*What is being asked*: Find every line in the records below that holds the word "Option" and copy it.

Collected data:
###
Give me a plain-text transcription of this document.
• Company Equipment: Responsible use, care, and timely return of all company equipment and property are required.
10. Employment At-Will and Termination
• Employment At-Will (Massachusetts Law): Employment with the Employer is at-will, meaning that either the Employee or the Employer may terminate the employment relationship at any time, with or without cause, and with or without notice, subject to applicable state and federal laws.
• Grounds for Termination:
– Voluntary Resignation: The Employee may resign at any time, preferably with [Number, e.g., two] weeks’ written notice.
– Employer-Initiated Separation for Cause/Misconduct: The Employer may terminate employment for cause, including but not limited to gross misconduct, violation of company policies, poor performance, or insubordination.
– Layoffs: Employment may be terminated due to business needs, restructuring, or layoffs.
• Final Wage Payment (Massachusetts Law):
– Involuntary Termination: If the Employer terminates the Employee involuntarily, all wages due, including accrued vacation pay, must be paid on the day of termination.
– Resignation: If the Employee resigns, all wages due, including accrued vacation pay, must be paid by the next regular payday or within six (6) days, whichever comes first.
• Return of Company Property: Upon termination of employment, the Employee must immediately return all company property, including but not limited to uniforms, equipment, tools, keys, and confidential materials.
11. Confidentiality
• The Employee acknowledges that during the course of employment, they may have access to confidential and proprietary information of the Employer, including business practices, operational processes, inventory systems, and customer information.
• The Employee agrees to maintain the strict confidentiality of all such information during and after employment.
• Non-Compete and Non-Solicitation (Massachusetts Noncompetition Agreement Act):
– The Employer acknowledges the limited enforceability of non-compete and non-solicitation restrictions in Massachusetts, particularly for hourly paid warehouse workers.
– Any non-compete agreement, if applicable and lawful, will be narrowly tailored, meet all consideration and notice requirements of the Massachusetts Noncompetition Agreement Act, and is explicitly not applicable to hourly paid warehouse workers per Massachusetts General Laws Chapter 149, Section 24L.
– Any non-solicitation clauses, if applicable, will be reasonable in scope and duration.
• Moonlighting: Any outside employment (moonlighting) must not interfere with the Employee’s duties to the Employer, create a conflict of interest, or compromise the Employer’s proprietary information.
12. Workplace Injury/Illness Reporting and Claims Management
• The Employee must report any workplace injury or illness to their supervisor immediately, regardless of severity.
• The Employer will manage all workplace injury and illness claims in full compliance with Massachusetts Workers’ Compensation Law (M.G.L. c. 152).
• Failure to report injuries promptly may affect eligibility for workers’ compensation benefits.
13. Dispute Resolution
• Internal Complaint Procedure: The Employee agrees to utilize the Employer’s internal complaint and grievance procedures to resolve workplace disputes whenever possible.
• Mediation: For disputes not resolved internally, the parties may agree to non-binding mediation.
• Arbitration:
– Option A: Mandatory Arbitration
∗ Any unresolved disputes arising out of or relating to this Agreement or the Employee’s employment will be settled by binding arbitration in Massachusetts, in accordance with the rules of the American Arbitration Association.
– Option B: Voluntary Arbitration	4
###
*Final answer*:
– Option A: Mandatory Arbitration
– Option B: Voluntary Arbitration	4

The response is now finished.